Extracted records
=======
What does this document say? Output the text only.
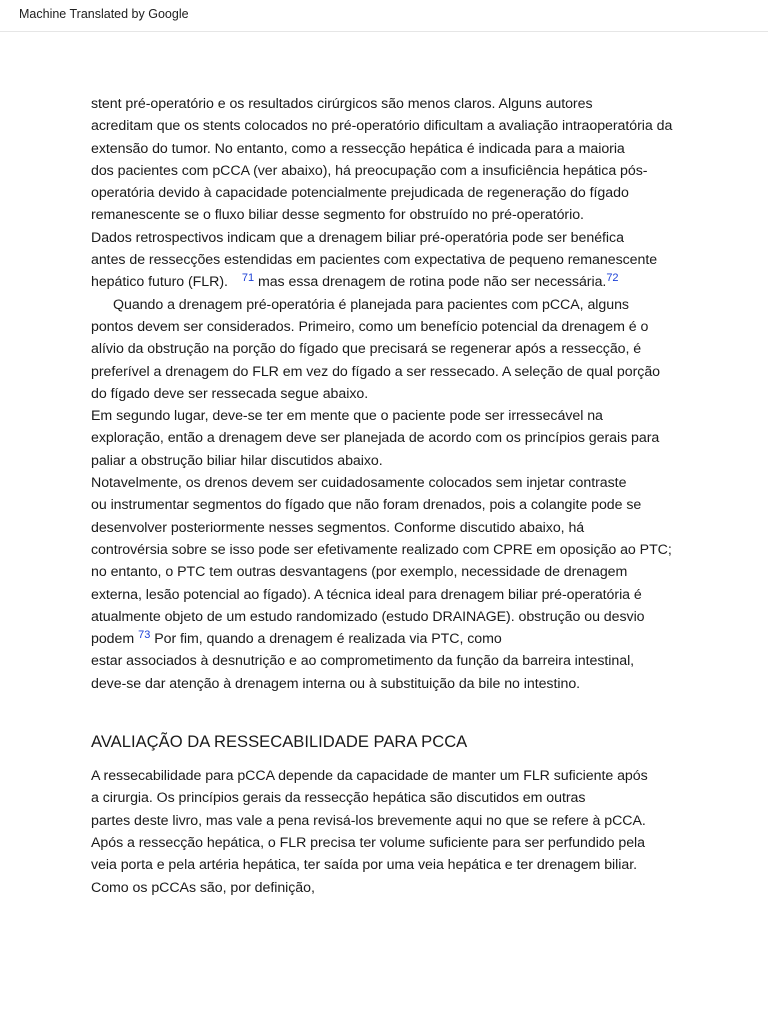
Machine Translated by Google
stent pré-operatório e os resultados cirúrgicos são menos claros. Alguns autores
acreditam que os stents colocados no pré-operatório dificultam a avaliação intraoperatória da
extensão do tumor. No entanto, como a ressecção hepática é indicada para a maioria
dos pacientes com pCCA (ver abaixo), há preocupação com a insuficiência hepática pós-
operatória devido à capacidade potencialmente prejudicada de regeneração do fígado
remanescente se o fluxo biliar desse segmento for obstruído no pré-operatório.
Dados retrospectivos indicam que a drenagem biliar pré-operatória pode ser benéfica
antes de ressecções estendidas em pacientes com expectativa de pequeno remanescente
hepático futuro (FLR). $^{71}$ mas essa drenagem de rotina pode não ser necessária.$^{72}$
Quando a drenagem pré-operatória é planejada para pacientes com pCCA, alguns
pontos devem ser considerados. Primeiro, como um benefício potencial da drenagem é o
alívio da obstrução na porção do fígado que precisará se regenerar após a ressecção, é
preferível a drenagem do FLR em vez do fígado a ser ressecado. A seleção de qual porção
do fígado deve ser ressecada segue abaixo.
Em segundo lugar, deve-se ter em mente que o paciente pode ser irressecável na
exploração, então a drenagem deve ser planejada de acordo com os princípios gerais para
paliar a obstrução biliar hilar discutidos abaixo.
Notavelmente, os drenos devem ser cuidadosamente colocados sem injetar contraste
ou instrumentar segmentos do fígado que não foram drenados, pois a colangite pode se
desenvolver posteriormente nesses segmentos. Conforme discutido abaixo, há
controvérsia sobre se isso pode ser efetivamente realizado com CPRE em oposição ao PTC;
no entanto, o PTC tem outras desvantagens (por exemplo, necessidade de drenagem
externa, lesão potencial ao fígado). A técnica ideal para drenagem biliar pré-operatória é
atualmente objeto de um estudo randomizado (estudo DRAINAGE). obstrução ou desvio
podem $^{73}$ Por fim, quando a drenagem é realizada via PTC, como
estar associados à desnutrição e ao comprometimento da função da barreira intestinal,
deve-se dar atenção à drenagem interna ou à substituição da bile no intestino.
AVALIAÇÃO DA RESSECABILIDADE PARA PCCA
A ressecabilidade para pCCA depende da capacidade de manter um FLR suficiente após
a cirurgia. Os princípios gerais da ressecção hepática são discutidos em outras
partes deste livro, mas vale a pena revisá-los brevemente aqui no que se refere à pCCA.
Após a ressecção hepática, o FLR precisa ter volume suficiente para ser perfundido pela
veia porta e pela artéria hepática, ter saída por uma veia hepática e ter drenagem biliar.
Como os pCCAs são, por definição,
=======
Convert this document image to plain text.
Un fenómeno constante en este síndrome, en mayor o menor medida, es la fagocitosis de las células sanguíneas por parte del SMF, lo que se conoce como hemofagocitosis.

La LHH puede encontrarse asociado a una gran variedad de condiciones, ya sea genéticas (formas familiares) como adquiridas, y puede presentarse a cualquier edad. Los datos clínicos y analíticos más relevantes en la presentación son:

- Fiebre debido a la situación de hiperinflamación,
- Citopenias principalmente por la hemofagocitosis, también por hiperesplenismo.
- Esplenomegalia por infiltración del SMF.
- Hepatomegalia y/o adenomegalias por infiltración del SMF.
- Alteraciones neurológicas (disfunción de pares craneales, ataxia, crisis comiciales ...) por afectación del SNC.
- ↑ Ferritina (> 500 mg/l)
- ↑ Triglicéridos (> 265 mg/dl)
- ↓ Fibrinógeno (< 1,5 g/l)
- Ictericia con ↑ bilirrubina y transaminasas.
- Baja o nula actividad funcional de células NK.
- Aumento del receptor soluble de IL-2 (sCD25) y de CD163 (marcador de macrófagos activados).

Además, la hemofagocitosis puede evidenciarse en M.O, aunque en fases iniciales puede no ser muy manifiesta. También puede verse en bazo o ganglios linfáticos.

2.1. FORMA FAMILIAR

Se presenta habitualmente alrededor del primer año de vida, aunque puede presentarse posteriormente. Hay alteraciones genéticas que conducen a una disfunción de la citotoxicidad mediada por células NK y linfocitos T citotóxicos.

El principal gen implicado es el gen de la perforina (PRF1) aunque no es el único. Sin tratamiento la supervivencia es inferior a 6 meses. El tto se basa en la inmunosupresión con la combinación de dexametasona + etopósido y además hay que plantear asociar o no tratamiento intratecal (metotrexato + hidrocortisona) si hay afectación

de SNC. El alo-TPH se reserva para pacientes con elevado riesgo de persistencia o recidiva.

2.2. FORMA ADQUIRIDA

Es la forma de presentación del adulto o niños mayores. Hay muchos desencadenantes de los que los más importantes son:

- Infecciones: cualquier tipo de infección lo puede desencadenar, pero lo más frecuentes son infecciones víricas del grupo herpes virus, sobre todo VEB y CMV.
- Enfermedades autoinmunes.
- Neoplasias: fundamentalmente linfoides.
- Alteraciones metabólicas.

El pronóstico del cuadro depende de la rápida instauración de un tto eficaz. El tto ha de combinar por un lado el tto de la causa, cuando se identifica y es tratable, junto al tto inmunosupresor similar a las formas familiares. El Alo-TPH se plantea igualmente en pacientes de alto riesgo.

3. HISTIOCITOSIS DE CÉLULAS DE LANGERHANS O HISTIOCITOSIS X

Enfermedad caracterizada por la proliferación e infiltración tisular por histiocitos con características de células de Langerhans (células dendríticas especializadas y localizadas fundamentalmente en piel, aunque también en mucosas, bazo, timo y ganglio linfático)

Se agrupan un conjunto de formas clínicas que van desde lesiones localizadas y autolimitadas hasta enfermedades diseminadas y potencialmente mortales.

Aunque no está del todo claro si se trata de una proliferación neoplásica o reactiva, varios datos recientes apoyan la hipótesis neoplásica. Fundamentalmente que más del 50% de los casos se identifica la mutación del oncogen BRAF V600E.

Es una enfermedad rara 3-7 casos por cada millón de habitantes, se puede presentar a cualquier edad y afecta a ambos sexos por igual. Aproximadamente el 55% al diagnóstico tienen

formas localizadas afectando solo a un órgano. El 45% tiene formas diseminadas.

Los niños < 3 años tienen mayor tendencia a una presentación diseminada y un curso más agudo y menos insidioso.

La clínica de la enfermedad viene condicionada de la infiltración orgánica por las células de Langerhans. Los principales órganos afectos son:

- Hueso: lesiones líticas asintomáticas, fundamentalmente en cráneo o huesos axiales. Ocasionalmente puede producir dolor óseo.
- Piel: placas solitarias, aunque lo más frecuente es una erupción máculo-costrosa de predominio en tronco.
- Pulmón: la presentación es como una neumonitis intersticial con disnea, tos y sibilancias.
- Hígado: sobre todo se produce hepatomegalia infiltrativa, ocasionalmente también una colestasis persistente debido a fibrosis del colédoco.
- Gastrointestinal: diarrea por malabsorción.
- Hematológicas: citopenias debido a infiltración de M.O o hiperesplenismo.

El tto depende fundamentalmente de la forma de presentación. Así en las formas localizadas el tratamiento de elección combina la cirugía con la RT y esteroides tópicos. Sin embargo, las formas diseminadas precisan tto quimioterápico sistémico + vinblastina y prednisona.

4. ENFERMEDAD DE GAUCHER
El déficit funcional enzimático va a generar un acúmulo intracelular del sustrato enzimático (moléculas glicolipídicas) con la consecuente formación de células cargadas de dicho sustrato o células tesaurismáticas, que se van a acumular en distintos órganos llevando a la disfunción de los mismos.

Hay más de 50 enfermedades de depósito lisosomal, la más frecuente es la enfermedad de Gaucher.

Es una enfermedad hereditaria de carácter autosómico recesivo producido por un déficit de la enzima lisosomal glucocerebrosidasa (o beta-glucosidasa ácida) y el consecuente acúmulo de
=======
Where a line of the records above holds the word "abaixo", copy that line.

dos pacientes com pCCA (ver abaixo), há preocupação com a insuficiência hepática pós-
do fígado deve ser ressecada segue abaixo.
paliar a obstrução biliar hilar discutidos abaixo.
desenvolver posteriormente nesses segmentos. Conforme discutido abaixo, há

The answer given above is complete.